(What the task requires): Extract the full set of records, then give each one again exactly.

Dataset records
╔══
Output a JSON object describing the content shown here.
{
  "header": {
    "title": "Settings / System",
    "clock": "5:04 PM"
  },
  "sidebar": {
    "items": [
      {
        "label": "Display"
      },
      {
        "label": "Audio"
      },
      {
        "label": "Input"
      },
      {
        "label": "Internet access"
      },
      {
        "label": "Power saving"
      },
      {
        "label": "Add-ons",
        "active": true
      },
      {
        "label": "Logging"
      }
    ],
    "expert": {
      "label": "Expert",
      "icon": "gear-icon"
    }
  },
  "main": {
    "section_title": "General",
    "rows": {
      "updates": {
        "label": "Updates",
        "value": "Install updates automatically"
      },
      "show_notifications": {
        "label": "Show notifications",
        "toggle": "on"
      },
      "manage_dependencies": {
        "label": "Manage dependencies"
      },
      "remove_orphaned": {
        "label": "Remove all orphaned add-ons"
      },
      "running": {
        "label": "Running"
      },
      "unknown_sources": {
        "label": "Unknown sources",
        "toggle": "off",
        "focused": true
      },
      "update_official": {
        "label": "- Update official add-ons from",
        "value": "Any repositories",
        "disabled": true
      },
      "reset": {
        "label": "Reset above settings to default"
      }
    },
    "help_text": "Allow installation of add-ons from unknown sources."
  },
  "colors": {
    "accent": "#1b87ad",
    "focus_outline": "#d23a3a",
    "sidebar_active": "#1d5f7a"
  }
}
╚══
(Exercise output):
Output a JSON object describing the content shown here.
{
  "header": {
    "title": "Settings / System",
    "clock": "5:04 PM"
  },
  "sidebar": {
    "items": [
      {
        "label": "Display"
      },
      {
        "label": "Audio"
      },
      {
        "label": "Input"
      },
      {
        "label": "Internet access"
      },
      {
        "label": "Power saving"
      },
      {
        "label": "Add-ons",
        "active": true
      },
      {
        "label": "Logging"
      }
    ],
    "expert": {
      "label": "Expert",
      "icon": "gear-icon"
    }
  },
  "main": {
    "section_title": "General",
    "rows": {
      "updates": {
        "label": "Updates",
        "value": "Install updates automatically"
      },
      "show_notifications": {
        "label": "Show notifications",
        "toggle": "on"
      },
      "manage_dependencies": {
        "label": "Manage dependencies"
      },
      "remove_orphaned": {
        "label": "Remove all orphaned add-ons"
      },
      "running": {
        "label": "Running"
      },
      "unknown_sources": {
        "label": "Unknown sources",
        "toggle": "off",
        "focused": true
      },
      "update_official": {
        "label": "- Update official add-ons from",
        "value": "Any repositories",
        "disabled": true
      },
      "reset": {
        "label": "Reset above settings to default"
      }
    },
    "help_text": "Allow installation of add-ons from unknown sources."
  },
  "colors": {
    "accent": "#1b87ad",
    "focus_outline": "#d23a3a",
    "sidebar_active": "#1d5f7a"
  }
}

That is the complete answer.